-- GOAL --
In the listing below, count the lines containing the string "labels" and state only the number.

┌─ MATERIAL

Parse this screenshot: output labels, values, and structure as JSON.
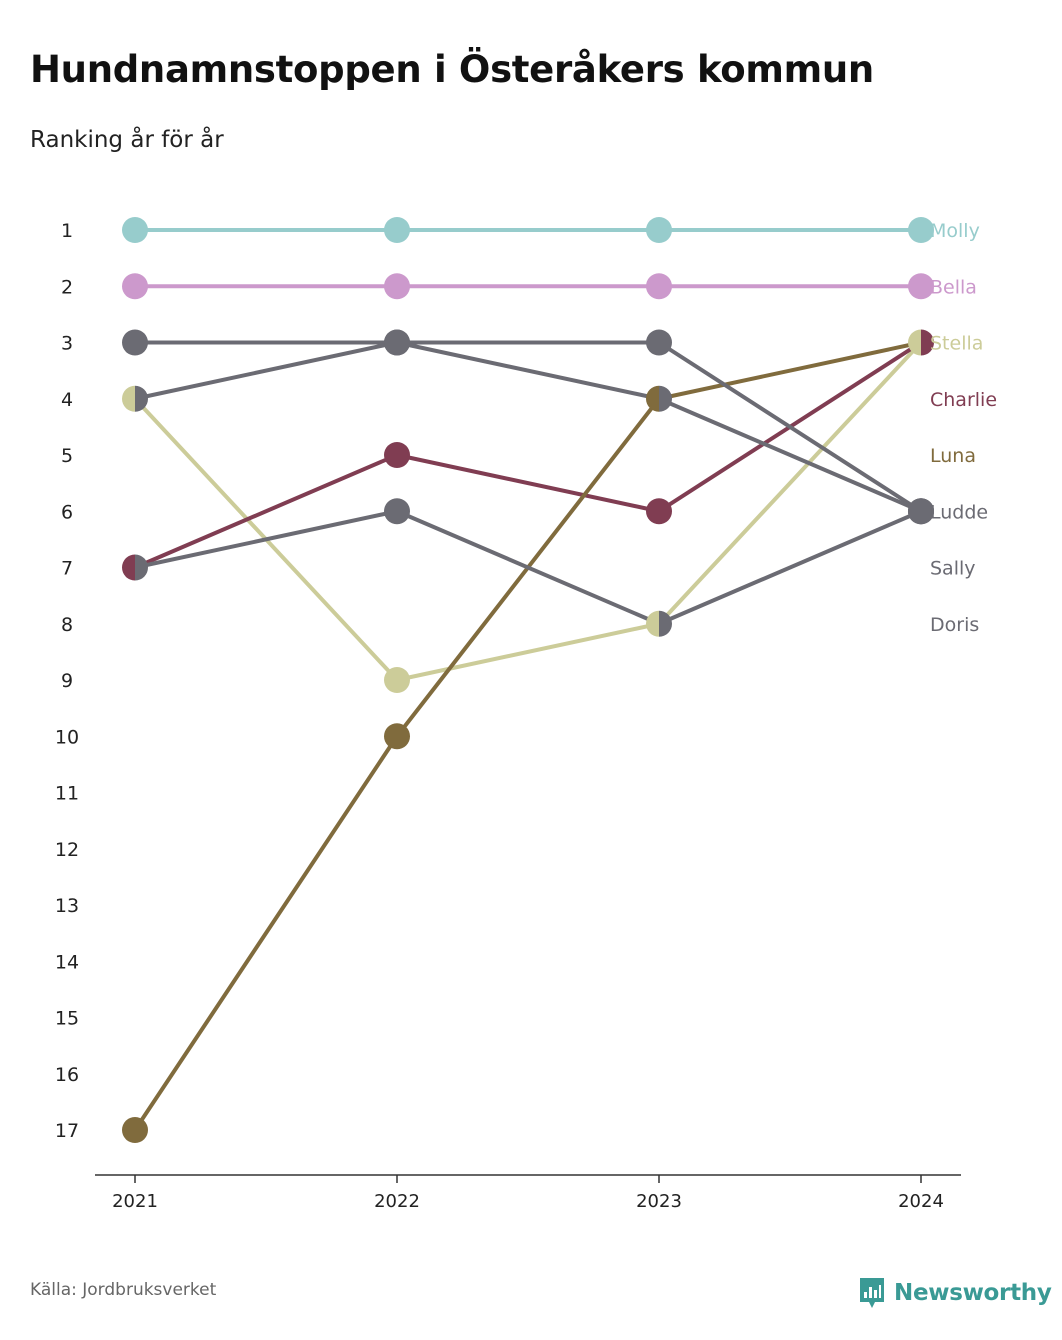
{
  "header": {
    "title": "Hundnamnstoppen i Österåkers kommun",
    "subtitle": "Ranking år för år"
  },
  "footer": {
    "source": "Källa: Jordbruksverket",
    "brand": "Newsworthy",
    "brand_icon": "bar-chart-icon",
    "brand_color": "#3a9a95"
  },
  "chart_data": {
    "type": "line",
    "subtype": "bump",
    "x": [
      "2021",
      "2022",
      "2023",
      "2024"
    ],
    "ylim": [
      1,
      17
    ],
    "y_inverted": true,
    "y_ticks": [
      "1",
      "2",
      "3",
      "4",
      "5",
      "6",
      "7",
      "8",
      "9",
      "10",
      "11",
      "12",
      "13",
      "14",
      "15",
      "16",
      "17"
    ],
    "grid": false,
    "legend": "right-end labels",
    "series": [
      {
        "name": "Molly",
        "values": [
          1,
          1,
          1,
          1
        ],
        "color": "#97cccc"
      },
      {
        "name": "Bella",
        "values": [
          2,
          2,
          2,
          2
        ],
        "color": "#cc99cc"
      },
      {
        "name": "Stella",
        "values": [
          4,
          9,
          8,
          3
        ],
        "color": "#cccc99"
      },
      {
        "name": "Charlie",
        "values": [
          7,
          5,
          6,
          3
        ],
        "color": "#803d52"
      },
      {
        "name": "Luna",
        "values": [
          17,
          10,
          4,
          3
        ],
        "color": "#806b3d"
      },
      {
        "name": "Ludde",
        "values": [
          3,
          3,
          3,
          6
        ],
        "color": "#6b6b73"
      },
      {
        "name": "Sally",
        "values": [
          4,
          3,
          4,
          6
        ],
        "color": "#6b6b73"
      },
      {
        "name": "Doris",
        "values": [
          7,
          6,
          8,
          6
        ],
        "color": "#6b6b73"
      }
    ]
  }
}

└─

-- WRITTEN SOLUTION --
2